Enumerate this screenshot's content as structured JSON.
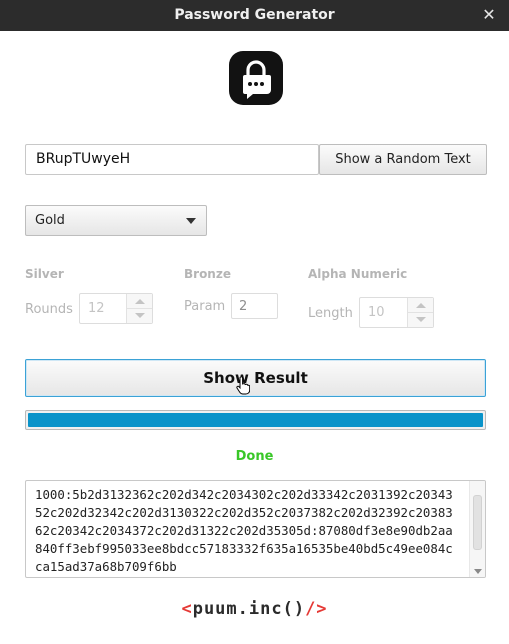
{
  "window": {
    "title": "Password Generator",
    "close_icon": "close-icon"
  },
  "logo": {
    "icon": "lock-chat-icon"
  },
  "input": {
    "value": "BRupTUwyeH"
  },
  "buttons": {
    "random": "Show a Random Text",
    "result": "Show Result"
  },
  "mode_select": {
    "selected": "Gold"
  },
  "sections": {
    "silver": {
      "title": "Silver",
      "label": "Rounds",
      "value": "12"
    },
    "bronze": {
      "title": "Bronze",
      "label": "Param",
      "value": "2"
    },
    "alpha": {
      "title": "Alpha Numeric",
      "label": "Length",
      "value": "10"
    }
  },
  "progress": {
    "value_percent": 100
  },
  "status": {
    "text": "Done"
  },
  "result_text": "1000:5b2d3132362c202d342c2034302c202d33342c2031392c2034352c202d32342c202d3130322c202d352c2037382c202d32392c2038362c20342c2034372c202d31322c202d35305d:87080df3e8e90db2aa840ff3ebf995033ee8bdcc57183332f635a16535be40bd5c49ee084cca15ad37a68b709f6bb",
  "footer": {
    "prefix": "<",
    "brand": "puum.inc()",
    "suffix": "/>"
  },
  "colors": {
    "accent": "#0a93c9",
    "done": "#39c728",
    "brand_red": "#e53935",
    "titlebar": "#2c2c2c"
  }
}
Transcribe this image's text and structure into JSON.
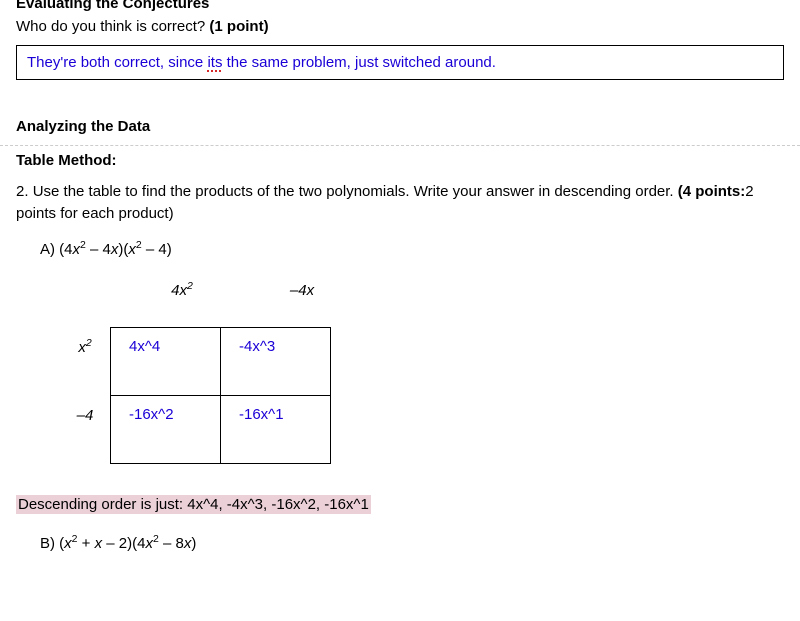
{
  "headings": {
    "evaluating": "Evaluating the Conjectures",
    "analyzing": "Analyzing the Data",
    "tableMethod": "Table Method:"
  },
  "q1": {
    "text": "Who do you think is correct? ",
    "points": "(1 point)"
  },
  "answer1": {
    "part1": "They're both correct, since ",
    "underlined": "its",
    "part2": " the same problem, just switched around."
  },
  "q2": {
    "num": "2. ",
    "text": "Use the table to find the products of the two polynomials. Write your answer in descending order. ",
    "pointsLabel": "(4 points:",
    "pointsRest": "2 points for each product)"
  },
  "problemA": {
    "label": "A) (4",
    "x2": "x",
    "sup2": "2",
    "mid": " – 4",
    "x": "x",
    "close1": ")(",
    "x2b": "x",
    "sup2b": "2",
    "end": " – 4)"
  },
  "table": {
    "colHeaders": {
      "c1": "4x",
      "c1sup": "2",
      "c2": "–4x"
    },
    "rowHeaders": {
      "r1": "x",
      "r1sup": "2",
      "r2": "–4"
    },
    "cells": {
      "c11": "4x^4",
      "c12": "-4x^3",
      "c21": "-16x^2",
      "c22": "-16x^1"
    }
  },
  "descending": {
    "label": "Descending order is just: ",
    "values": "4x^4, -4x^3, -16x^2, -16x^1"
  },
  "problemB": {
    "label": "B) (",
    "x2": "x",
    "sup2": "2",
    "mid": " + ",
    "x": "x",
    "mid2": " – 2)(4",
    "x2b": "x",
    "sup2b": "2",
    "end": " – 8",
    "xb": "x",
    "close": ")"
  }
}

▶ _Your task_
Output the entries above exactly, without their pictures.

▶ _Exercise output_
Enumerate this screenshot's content as structured JSON.
{
  "window": {
    "title": "Password Generator",
    "close_icon": "close-icon"
  },
  "logo": {
    "icon": "lock-chat-icon"
  },
  "input": {
    "value": "BRupTUwyeH"
  },
  "buttons": {
    "random": "Show a Random Text",
    "result": "Show Result"
  },
  "mode_select": {
    "selected": "Gold"
  },
  "sections": {
    "silver": {
      "title": "Silver",
      "label": "Rounds",
      "value": "12"
    },
    "bronze": {
      "title": "Bronze",
      "label": "Param",
      "value": "2"
    },
    "alpha": {
      "title": "Alpha Numeric",
      "label": "Length",
      "value": "10"
    }
  },
  "progress": {
    "value_percent": 100
  },
  "status": {
    "text": "Done"
  },
  "result_text": "1000:5b2d3132362c202d342c2034302c202d33342c2031392c2034352c202d32342c202d3130322c202d352c2037382c202d32392c2038362c20342c2034372c202d31322c202d35305d:87080df3e8e90db2aa840ff3ebf995033ee8bdcc57183332f635a16535be40bd5c49ee084cca15ad37a68b709f6bb",
  "footer": {
    "prefix": "<",
    "brand": "puum.inc()",
    "suffix": "/>"
  },
  "colors": {
    "accent": "#0a93c9",
    "done": "#39c728",
    "brand_red": "#e53935",
    "titlebar": "#2c2c2c"
  }
}
Transcribe this image's text and structure into JSON.
{
  "headings": {
    "evaluating": "Evaluating the Conjectures",
    "analyzing": "Analyzing the Data",
    "tableMethod": "Table Method:"
  },
  "q1": {
    "text": "Who do you think is correct? ",
    "points": "(1 point)"
  },
  "answer1": {
    "part1": "They're both correct, since ",
    "underlined": "its",
    "part2": " the same problem, just switched around."
  },
  "q2": {
    "num": "2. ",
    "text": "Use the table to find the products of the two polynomials. Write your answer in descending order. ",
    "pointsLabel": "(4 points:",
    "pointsRest": "2 points for each product)"
  },
  "problemA": {
    "label": "A) (4",
    "x2": "x",
    "sup2": "2",
    "mid": " – 4",
    "x": "x",
    "close1": ")(",
    "x2b": "x",
    "sup2b": "2",
    "end": " – 4)"
  },
  "table": {
    "colHeaders": {
      "c1": "4x",
      "c1sup": "2",
      "c2": "–4x"
    },
    "rowHeaders": {
      "r1": "x",
      "r1sup": "2",
      "r2": "–4"
    },
    "cells": {
      "c11": "4x^4",
      "c12": "-4x^3",
      "c21": "-16x^2",
      "c22": "-16x^1"
    }
  },
  "descending": {
    "label": "Descending order is just: ",
    "values": "4x^4, -4x^3, -16x^2, -16x^1"
  },
  "problemB": {
    "label": "B) (",
    "x2": "x",
    "sup2": "2",
    "mid": " + ",
    "x": "x",
    "mid2": " – 2)(4",
    "x2b": "x",
    "sup2b": "2",
    "end": " – 8",
    "xb": "x",
    "close": ")"
  }
}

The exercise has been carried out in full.